In traveling and praying through my dark spaces, i have discovered something about myself.  Something that is most likely true of all of us.  In the midst of the darkness, at the moment i need Him most, i reject God’s presence.  i’m tempted to say “i don’t invite him into it,” but i believe it’s more true that I reject him being a part of it.

So many questions flooded my mind that morning.  Even the seemingly simple ones had no answer in response … only more questions.  i wish that i could remember them, and i wish that particular battle had been punctuated with some final and lasting victory.  What i am certain of, instead, are two equally vital truths.  First, that God already knows the depth, breadth and minute details of my dark spaces … the ones i retreat or cower into and securely shut the door behind myself.  And second, that He stands persistently knocking on the well-lit side of that door, wanting desperately to be invited in.

We so often invite God into ourselves like we invite a newcomer into our home.  We deliver an invite for a specific date and time and are excited for them to come.  We prepare for their arrival, taking particular care to clean what can be seen and give our best effort to make our home a space where they will feel welcome and comfortable.  Inevitably though, there is a room or space that we would be embarrassed for our guests to see.  We proudly show off the sparkling spaces, but distract attention from, walk past, or explain away the space where they are not welcome.

God has been so merciful to me as i have been opening doors to those unwelcome spaces.  As doors open, the revealing and healing light of His presence has burst in where once only darkness existed.

If the story of those spaces sounds all too familiar, i offer you hope and encourage you that the knocking on the well-lit side of that dark door is Jesus.  Don’t be afraid, He already knows.  And His work on the cross makes it certain that your darkness holds no power over you, if you’ll just invite Him in.  Don’t wait, do it today, do it now!

Posted by: mikenicholsblog | June 19, 2017


This morning’s reading took me to different places that in a manner of minutes caused different reactions. There is so much to learn from the depth of Revelation to the practical advice from Proverbs. For me, Revelation is not a book to quickly read through.  Rather, it is one that needs to be studied and pondered. Correspondingly, Proverbs fascinates me in looking for wisdom principles for each day. God’s Word has practical advice and depth to ponder, and both can be accomplished in one sitting! But there was more to my reading that caught my attention. I want to know Revelation better and live out the wisdom of Proverbs, but what should my/our days look like?

Today’s reading also took me to a rather unusual place … the words of Johann Sebastian Bach! With my southern roots, you wouldn’t call me a classical music lover (although, my wife is giving her best effort to convert me). His ability to compose great scores is beyond the comprehension and capabilities of almost anyone who has ever lived. But his model of preparation and completion is something that you and I can take with us every day. In the book All IN, by Mark Batterson the story is told of how Bach would work on his cantatas.

## [TASK 1]
Repeat a passage from the blog post word for word, beginning at the words "We so often" and stopping after "only darkness existed.".
## [TASK 2]
Give the listing's lines as a numbered list, leaving out blank lines, beginning at its first line and stopping after the line that contains "bar bbox=[621, 373, 629, 724]".
The blog post and the listing after it come from unrelated sources.

## [DATA SECTION]
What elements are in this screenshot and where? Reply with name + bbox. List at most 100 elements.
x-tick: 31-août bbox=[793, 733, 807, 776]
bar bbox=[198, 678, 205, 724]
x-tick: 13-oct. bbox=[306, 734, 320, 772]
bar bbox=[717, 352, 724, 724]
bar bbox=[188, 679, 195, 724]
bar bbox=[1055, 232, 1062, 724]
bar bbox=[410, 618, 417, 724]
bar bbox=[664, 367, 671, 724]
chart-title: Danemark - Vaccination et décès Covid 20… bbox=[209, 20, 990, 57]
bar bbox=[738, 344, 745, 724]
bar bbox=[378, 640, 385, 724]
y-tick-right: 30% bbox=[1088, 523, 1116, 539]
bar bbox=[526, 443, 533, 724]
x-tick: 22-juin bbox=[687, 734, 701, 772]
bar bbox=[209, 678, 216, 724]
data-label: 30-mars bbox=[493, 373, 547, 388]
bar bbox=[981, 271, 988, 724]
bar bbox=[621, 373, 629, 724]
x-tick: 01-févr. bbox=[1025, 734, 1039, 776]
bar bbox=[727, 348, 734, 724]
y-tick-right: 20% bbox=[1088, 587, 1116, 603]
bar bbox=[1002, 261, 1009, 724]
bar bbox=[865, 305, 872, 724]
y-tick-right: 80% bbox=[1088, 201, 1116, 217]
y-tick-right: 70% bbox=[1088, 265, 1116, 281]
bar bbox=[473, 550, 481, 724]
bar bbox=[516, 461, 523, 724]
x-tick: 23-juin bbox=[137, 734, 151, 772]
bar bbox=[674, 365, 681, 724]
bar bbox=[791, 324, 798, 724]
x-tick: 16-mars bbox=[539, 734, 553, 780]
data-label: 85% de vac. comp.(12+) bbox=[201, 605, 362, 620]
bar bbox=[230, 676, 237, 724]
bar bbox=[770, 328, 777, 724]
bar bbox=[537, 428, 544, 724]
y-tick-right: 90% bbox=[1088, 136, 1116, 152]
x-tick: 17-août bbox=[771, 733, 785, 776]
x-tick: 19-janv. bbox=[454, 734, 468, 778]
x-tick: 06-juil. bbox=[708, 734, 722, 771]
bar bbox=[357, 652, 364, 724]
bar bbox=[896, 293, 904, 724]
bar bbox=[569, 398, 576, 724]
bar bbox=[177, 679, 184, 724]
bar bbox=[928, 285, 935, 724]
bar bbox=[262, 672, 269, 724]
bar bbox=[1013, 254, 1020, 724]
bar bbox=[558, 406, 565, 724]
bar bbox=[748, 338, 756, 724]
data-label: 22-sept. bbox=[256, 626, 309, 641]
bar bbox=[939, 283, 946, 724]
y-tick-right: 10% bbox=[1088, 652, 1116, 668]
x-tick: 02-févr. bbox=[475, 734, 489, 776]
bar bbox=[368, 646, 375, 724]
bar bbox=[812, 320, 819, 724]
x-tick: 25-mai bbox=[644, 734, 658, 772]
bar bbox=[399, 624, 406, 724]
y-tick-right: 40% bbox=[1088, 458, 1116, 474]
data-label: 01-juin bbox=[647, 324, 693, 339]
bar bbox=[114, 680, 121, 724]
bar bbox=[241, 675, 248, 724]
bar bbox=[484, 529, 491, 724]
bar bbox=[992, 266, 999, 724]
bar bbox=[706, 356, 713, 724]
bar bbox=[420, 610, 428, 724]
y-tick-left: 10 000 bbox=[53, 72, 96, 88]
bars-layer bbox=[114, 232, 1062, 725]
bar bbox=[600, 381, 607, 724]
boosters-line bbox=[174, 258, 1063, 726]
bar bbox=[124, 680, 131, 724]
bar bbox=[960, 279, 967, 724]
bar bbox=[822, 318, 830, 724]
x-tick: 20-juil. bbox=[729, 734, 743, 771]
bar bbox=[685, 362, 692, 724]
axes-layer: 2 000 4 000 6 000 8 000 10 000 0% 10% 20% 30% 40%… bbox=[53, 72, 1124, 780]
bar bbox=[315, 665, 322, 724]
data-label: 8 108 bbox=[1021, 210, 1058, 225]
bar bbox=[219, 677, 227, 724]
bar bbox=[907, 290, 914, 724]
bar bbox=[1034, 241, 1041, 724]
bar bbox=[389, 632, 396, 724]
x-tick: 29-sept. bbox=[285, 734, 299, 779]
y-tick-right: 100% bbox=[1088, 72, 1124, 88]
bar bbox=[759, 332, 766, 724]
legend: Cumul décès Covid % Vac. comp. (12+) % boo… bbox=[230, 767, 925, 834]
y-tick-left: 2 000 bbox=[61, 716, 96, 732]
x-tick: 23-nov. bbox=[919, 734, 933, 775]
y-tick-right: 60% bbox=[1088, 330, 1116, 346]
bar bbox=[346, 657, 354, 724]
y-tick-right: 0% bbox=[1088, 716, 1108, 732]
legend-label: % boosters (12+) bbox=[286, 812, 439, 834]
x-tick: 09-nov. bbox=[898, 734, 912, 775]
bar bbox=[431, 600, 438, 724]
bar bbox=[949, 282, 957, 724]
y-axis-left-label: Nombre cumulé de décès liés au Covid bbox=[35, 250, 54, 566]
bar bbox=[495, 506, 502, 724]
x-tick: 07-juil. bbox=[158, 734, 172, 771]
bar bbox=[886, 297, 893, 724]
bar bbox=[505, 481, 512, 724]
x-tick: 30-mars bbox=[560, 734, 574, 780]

## [TASK RESPONSE 1]
We so often invite God into ourselves like we invite a newcomer into our home.  We deliver an invite for a specific date and time and are excited for them to come.  We prepare for their arrival, taking particular care to clean what can be seen and give our best effort to make our home a space where they will feel welcome and comfortable.  Inevitably though, there is a room or space that we would be embarrassed for our guests to see.  We proudly show off the sparkling spaces, but distract attention from, walk past, or explain away the space where they are not welcome.

God has been so merciful to me as i have been opening doors to those unwelcome spaces.  As doors open, the revealing and healing light of His presence has burst in where once only darkness existed.

## [TASK RESPONSE 2]
1. What elements are in this screenshot and where? Reply with name + bbox. List at most 100 elements.
2. x-tick: 31-août bbox=[793, 733, 807, 776]
3. bar bbox=[198, 678, 205, 724]
4. x-tick: 13-oct. bbox=[306, 734, 320, 772]
5. bar bbox=[717, 352, 724, 724]
6. bar bbox=[188, 679, 195, 724]
7. bar bbox=[1055, 232, 1062, 724]
8. bar bbox=[410, 618, 417, 724]
9. bar bbox=[664, 367, 671, 724]
10. chart-title: Danemark - Vaccination et décès Covid 20… bbox=[209, 20, 990, 57]
11. bar bbox=[738, 344, 745, 724]
12. bar bbox=[378, 640, 385, 724]
13. y-tick-right: 30% bbox=[1088, 523, 1116, 539]
14. bar bbox=[526, 443, 533, 724]
15. x-tick: 22-juin bbox=[687, 734, 701, 772]
16. bar bbox=[209, 678, 216, 724]
17. data-label: 30-mars bbox=[493, 373, 547, 388]
18. bar bbox=[981, 271, 988, 724]
19. bar bbox=[621, 373, 629, 724]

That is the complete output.